<<<<

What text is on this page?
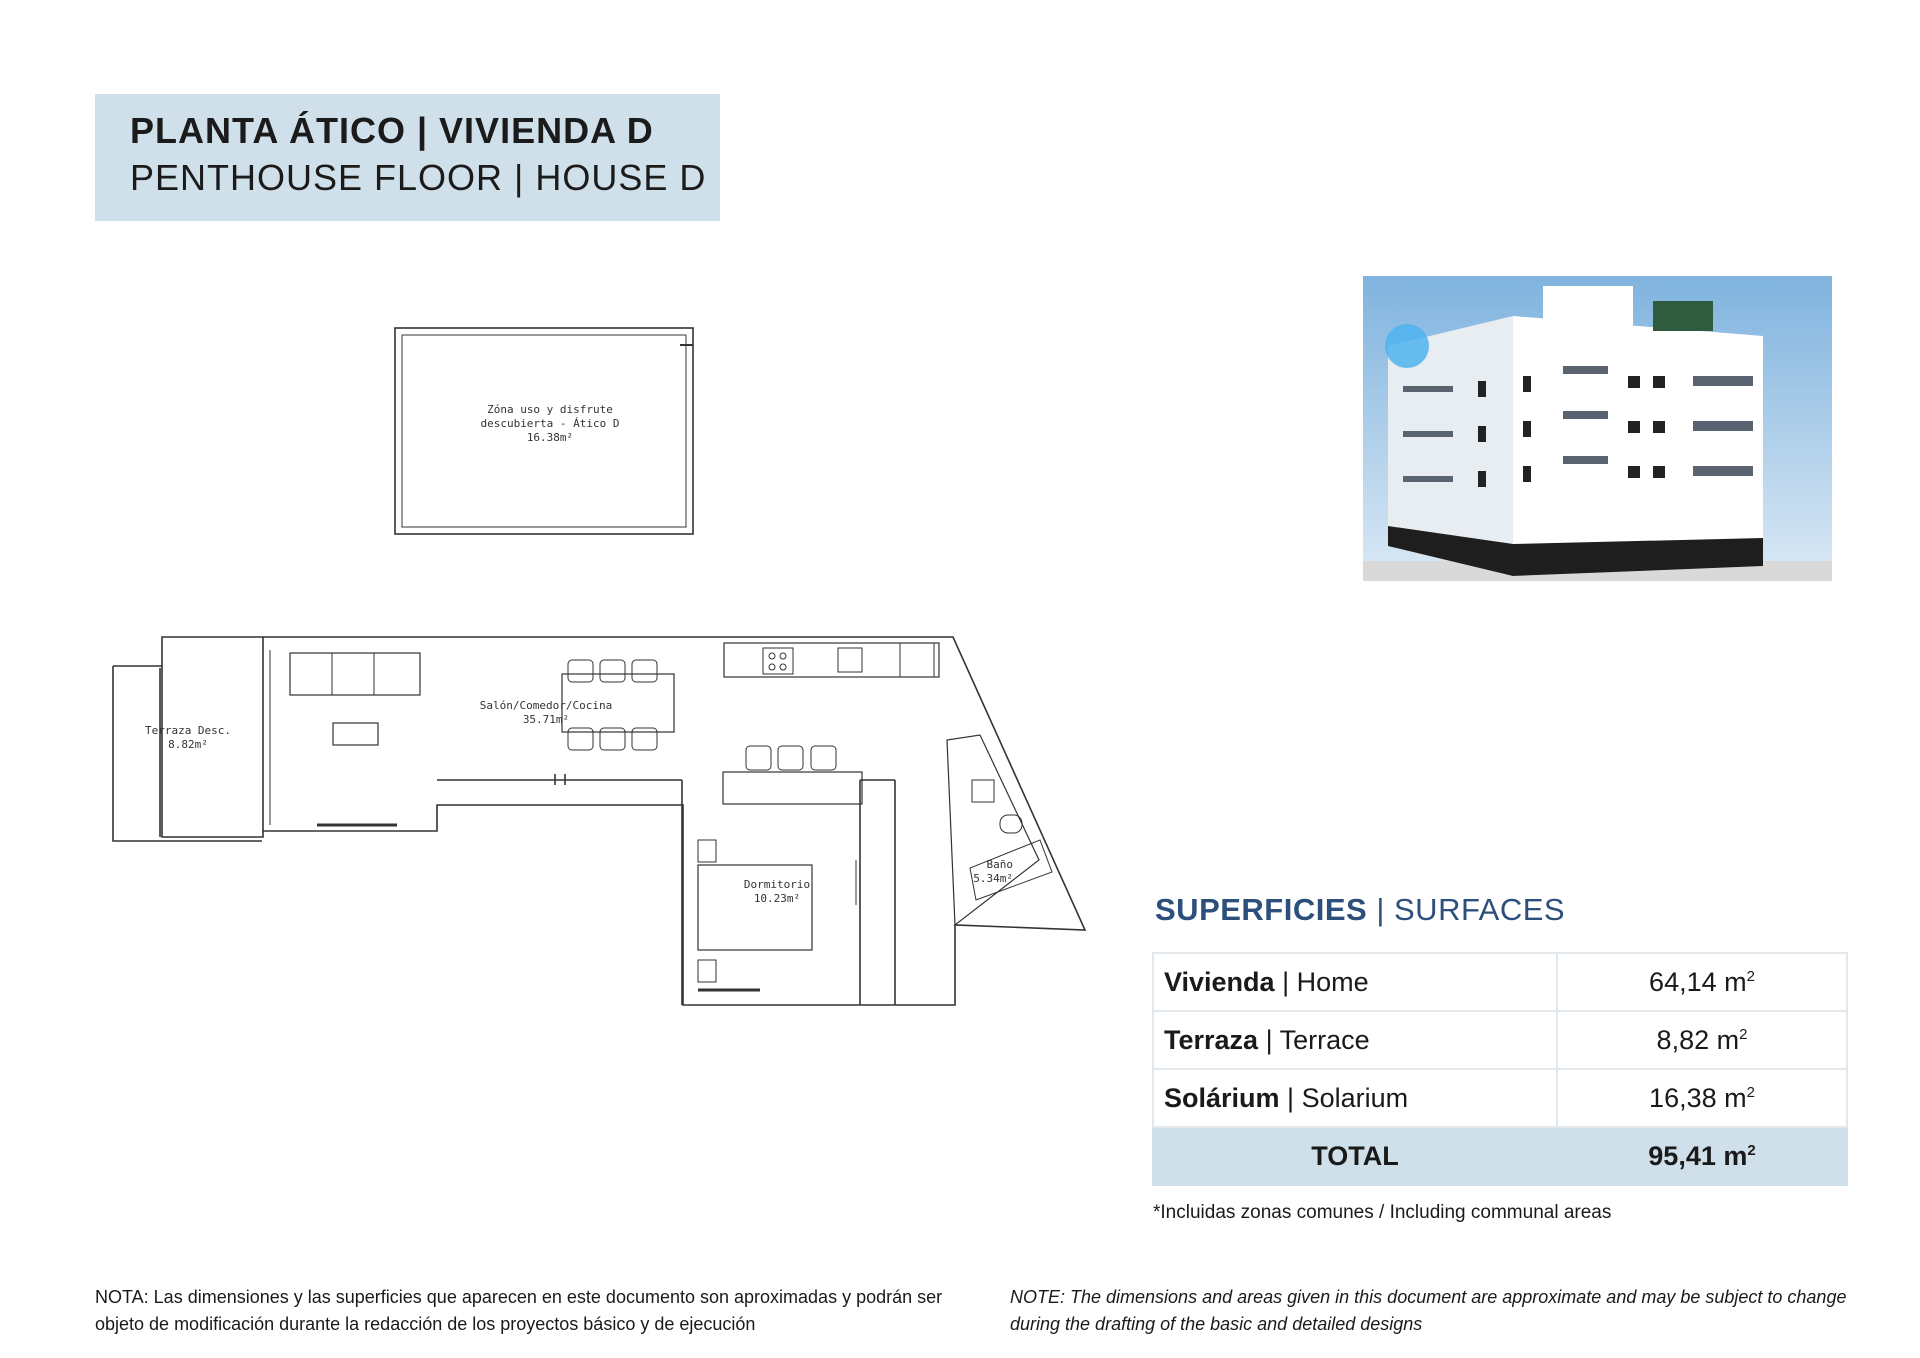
PLANTA ÁTICO | VIVIENDA D
PENTHOUSE FLOOR | HOUSE D
Zóna uso y disfrute
descubierta - Ático D
16.38m²
Terraza Desc.
8.82m²
Salón/Comedor/Cocina
35.71m²
Dormitorio
10.23m²
Baño
5.34m²
SUPERFICIES | SURFACES
Vivienda | Home	64,14 $m^2$
Terraza | Terrace	8,82 $m^2$
Solárium | Solarium	16,38 $m^2$
TOTAL	95,41 $m^2$
*Incluidas zonas comunes / Including communal areas
NOTA: Las dimensiones y las superficies que aparecen en este documento son aproximadas y podrán ser objeto de modificación durante la redacción de los proyectos básico y de ejecución
NOTE: The dimensions and areas given in this document are approximate and may be subject to change during the drafting of the basic and detailed designs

>>>>

### TO DO
All records must be output exactly as they are, except for the pictures, which are left out.

### ANSWER FOR THE TASK
What text is on this page?
PLANTA ÁTICO | VIVIENDA D
PENTHOUSE FLOOR | HOUSE D
Zóna uso y disfrute
descubierta - Ático D
16.38m²
Terraza Desc.
8.82m²
Salón/Comedor/Cocina
35.71m²
Dormitorio
10.23m²
Baño
5.34m²
SUPERFICIES | SURFACES
Vivienda | Home	64,14 $m^2$
Terraza | Terrace	8,82 $m^2$
Solárium | Solarium	16,38 $m^2$
TOTAL	95,41 $m^2$
*Incluidas zonas comunes / Including communal areas
NOTA: Las dimensiones y las superficies que aparecen en este documento son aproximadas y podrán ser objeto de modificación durante la redacción de los proyectos básico y de ejecución
NOTE: The dimensions and areas given in this document are approximate and may be subject to change during the drafting of the basic and detailed designs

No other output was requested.